_INSTRUCTION_: All material below is to be reproduced exactly.

<<<<

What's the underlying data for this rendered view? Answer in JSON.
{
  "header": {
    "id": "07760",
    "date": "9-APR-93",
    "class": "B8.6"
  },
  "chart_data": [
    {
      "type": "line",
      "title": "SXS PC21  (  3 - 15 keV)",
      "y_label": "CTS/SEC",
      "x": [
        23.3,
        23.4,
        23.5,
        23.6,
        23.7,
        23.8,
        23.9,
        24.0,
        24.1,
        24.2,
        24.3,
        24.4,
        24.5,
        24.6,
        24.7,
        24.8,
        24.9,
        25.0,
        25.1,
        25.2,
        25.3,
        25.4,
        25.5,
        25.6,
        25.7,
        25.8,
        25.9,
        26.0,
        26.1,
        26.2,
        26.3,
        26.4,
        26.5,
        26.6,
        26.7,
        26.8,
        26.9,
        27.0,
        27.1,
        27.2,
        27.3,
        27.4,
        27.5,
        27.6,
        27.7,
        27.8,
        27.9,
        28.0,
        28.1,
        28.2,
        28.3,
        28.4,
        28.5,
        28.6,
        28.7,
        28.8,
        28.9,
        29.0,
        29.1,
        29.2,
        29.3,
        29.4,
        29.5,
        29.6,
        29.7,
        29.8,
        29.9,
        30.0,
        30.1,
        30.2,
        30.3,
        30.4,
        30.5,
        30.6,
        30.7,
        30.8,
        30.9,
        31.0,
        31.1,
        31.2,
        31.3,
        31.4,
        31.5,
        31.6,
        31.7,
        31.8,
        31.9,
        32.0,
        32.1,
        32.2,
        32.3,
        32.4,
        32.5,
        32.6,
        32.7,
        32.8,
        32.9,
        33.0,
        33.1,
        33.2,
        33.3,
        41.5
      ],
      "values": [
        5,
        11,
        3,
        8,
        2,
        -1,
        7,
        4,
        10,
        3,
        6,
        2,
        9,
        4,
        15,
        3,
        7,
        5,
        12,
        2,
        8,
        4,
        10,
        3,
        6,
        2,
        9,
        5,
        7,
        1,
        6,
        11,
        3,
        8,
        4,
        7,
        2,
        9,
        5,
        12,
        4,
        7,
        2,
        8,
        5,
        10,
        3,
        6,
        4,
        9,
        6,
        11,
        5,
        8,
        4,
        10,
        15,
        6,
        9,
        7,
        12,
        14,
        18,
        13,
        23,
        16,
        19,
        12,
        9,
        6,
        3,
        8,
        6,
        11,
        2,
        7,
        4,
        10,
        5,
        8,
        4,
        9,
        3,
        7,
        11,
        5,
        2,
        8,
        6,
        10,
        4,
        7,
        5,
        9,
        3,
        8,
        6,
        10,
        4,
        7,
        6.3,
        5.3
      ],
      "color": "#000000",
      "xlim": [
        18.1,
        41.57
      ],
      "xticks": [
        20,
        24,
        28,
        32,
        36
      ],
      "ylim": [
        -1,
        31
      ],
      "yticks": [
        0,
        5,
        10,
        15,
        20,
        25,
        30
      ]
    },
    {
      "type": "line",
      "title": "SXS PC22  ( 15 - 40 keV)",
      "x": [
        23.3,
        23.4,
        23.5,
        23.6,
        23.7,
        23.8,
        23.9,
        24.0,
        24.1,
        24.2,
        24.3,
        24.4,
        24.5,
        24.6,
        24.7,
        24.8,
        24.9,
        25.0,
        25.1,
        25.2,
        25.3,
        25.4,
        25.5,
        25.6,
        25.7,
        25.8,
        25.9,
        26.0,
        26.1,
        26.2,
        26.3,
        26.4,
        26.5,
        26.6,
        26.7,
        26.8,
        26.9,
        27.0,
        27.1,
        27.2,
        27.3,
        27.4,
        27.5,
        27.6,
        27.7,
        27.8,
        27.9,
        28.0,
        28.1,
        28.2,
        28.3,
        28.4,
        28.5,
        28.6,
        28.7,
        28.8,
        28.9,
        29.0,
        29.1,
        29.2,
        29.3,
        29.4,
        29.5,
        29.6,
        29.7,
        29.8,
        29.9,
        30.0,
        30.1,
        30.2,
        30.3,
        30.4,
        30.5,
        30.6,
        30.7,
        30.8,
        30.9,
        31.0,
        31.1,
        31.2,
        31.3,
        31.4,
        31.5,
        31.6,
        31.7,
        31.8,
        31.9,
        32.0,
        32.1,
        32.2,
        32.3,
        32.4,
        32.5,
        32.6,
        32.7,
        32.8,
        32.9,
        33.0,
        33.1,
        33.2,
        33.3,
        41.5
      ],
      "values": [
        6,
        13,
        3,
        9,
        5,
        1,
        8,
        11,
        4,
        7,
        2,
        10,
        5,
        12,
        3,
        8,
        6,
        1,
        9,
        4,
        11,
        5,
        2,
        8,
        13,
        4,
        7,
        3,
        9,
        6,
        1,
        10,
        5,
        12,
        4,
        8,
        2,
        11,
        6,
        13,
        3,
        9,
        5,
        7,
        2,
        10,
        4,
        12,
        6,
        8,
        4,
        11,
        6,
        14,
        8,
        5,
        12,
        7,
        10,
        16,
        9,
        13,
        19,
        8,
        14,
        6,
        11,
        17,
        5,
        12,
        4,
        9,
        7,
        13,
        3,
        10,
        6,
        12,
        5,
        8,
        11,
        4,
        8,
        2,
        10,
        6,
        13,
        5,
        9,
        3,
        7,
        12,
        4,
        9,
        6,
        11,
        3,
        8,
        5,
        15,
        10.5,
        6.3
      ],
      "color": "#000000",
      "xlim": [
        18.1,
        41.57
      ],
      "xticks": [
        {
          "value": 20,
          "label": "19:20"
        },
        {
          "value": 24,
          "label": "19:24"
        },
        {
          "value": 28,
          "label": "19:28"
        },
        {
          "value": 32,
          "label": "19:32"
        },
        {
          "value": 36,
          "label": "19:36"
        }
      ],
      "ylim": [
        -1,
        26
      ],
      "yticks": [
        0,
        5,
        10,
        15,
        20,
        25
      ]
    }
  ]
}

>>>>

_CORRECT OUTPUT_:
What's the underlying data for this rendered view? Answer in JSON.
{
  "header": {
    "id": "07760",
    "date": "9-APR-93",
    "class": "B8.6"
  },
  "chart_data": [
    {
      "type": "line",
      "title": "SXS PC21  (  3 - 15 keV)",
      "y_label": "CTS/SEC",
      "x": [
        23.3,
        23.4,
        23.5,
        23.6,
        23.7,
        23.8,
        23.9,
        24.0,
        24.1,
        24.2,
        24.3,
        24.4,
        24.5,
        24.6,
        24.7,
        24.8,
        24.9,
        25.0,
        25.1,
        25.2,
        25.3,
        25.4,
        25.5,
        25.6,
        25.7,
        25.8,
        25.9,
        26.0,
        26.1,
        26.2,
        26.3,
        26.4,
        26.5,
        26.6,
        26.7,
        26.8,
        26.9,
        27.0,
        27.1,
        27.2,
        27.3,
        27.4,
        27.5,
        27.6,
        27.7,
        27.8,
        27.9,
        28.0,
        28.1,
        28.2,
        28.3,
        28.4,
        28.5,
        28.6,
        28.7,
        28.8,
        28.9,
        29.0,
        29.1,
        29.2,
        29.3,
        29.4,
        29.5,
        29.6,
        29.7,
        29.8,
        29.9,
        30.0,
        30.1,
        30.2,
        30.3,
        30.4,
        30.5,
        30.6,
        30.7,
        30.8,
        30.9,
        31.0,
        31.1,
        31.2,
        31.3,
        31.4,
        31.5,
        31.6,
        31.7,
        31.8,
        31.9,
        32.0,
        32.1,
        32.2,
        32.3,
        32.4,
        32.5,
        32.6,
        32.7,
        32.8,
        32.9,
        33.0,
        33.1,
        33.2,
        33.3,
        41.5
      ],
      "values": [
        5,
        11,
        3,
        8,
        2,
        -1,
        7,
        4,
        10,
        3,
        6,
        2,
        9,
        4,
        15,
        3,
        7,
        5,
        12,
        2,
        8,
        4,
        10,
        3,
        6,
        2,
        9,
        5,
        7,
        1,
        6,
        11,
        3,
        8,
        4,
        7,
        2,
        9,
        5,
        12,
        4,
        7,
        2,
        8,
        5,
        10,
        3,
        6,
        4,
        9,
        6,
        11,
        5,
        8,
        4,
        10,
        15,
        6,
        9,
        7,
        12,
        14,
        18,
        13,
        23,
        16,
        19,
        12,
        9,
        6,
        3,
        8,
        6,
        11,
        2,
        7,
        4,
        10,
        5,
        8,
        4,
        9,
        3,
        7,
        11,
        5,
        2,
        8,
        6,
        10,
        4,
        7,
        5,
        9,
        3,
        8,
        6,
        10,
        4,
        7,
        6.3,
        5.3
      ],
      "color": "#000000",
      "xlim": [
        18.1,
        41.57
      ],
      "xticks": [
        20,
        24,
        28,
        32,
        36
      ],
      "ylim": [
        -1,
        31
      ],
      "yticks": [
        0,
        5,
        10,
        15,
        20,
        25,
        30
      ]
    },
    {
      "type": "line",
      "title": "SXS PC22  ( 15 - 40 keV)",
      "x": [
        23.3,
        23.4,
        23.5,
        23.6,
        23.7,
        23.8,
        23.9,
        24.0,
        24.1,
        24.2,
        24.3,
        24.4,
        24.5,
        24.6,
        24.7,
        24.8,
        24.9,
        25.0,
        25.1,
        25.2,
        25.3,
        25.4,
        25.5,
        25.6,
        25.7,
        25.8,
        25.9,
        26.0,
        26.1,
        26.2,
        26.3,
        26.4,
        26.5,
        26.6,
        26.7,
        26.8,
        26.9,
        27.0,
        27.1,
        27.2,
        27.3,
        27.4,
        27.5,
        27.6,
        27.7,
        27.8,
        27.9,
        28.0,
        28.1,
        28.2,
        28.3,
        28.4,
        28.5,
        28.6,
        28.7,
        28.8,
        28.9,
        29.0,
        29.1,
        29.2,
        29.3,
        29.4,
        29.5,
        29.6,
        29.7,
        29.8,
        29.9,
        30.0,
        30.1,
        30.2,
        30.3,
        30.4,
        30.5,
        30.6,
        30.7,
        30.8,
        30.9,
        31.0,
        31.1,
        31.2,
        31.3,
        31.4,
        31.5,
        31.6,
        31.7,
        31.8,
        31.9,
        32.0,
        32.1,
        32.2,
        32.3,
        32.4,
        32.5,
        32.6,
        32.7,
        32.8,
        32.9,
        33.0,
        33.1,
        33.2,
        33.3,
        41.5
      ],
      "values": [
        6,
        13,
        3,
        9,
        5,
        1,
        8,
        11,
        4,
        7,
        2,
        10,
        5,
        12,
        3,
        8,
        6,
        1,
        9,
        4,
        11,
        5,
        2,
        8,
        13,
        4,
        7,
        3,
        9,
        6,
        1,
        10,
        5,
        12,
        4,
        8,
        2,
        11,
        6,
        13,
        3,
        9,
        5,
        7,
        2,
        10,
        4,
        12,
        6,
        8,
        4,
        11,
        6,
        14,
        8,
        5,
        12,
        7,
        10,
        16,
        9,
        13,
        19,
        8,
        14,
        6,
        11,
        17,
        5,
        12,
        4,
        9,
        7,
        13,
        3,
        10,
        6,
        12,
        5,
        8,
        11,
        4,
        8,
        2,
        10,
        6,
        13,
        5,
        9,
        3,
        7,
        12,
        4,
        9,
        6,
        11,
        3,
        8,
        5,
        15,
        10.5,
        6.3
      ],
      "color": "#000000",
      "xlim": [
        18.1,
        41.57
      ],
      "xticks": [
        {
          "value": 20,
          "label": "19:20"
        },
        {
          "value": 24,
          "label": "19:24"
        },
        {
          "value": 28,
          "label": "19:28"
        },
        {
          "value": 32,
          "label": "19:32"
        },
        {
          "value": 36,
          "label": "19:36"
        }
      ],
      "ylim": [
        -1,
        26
      ],
      "yticks": [
        0,
        5,
        10,
        15,
        20,
        25
      ]
    }
  ]
}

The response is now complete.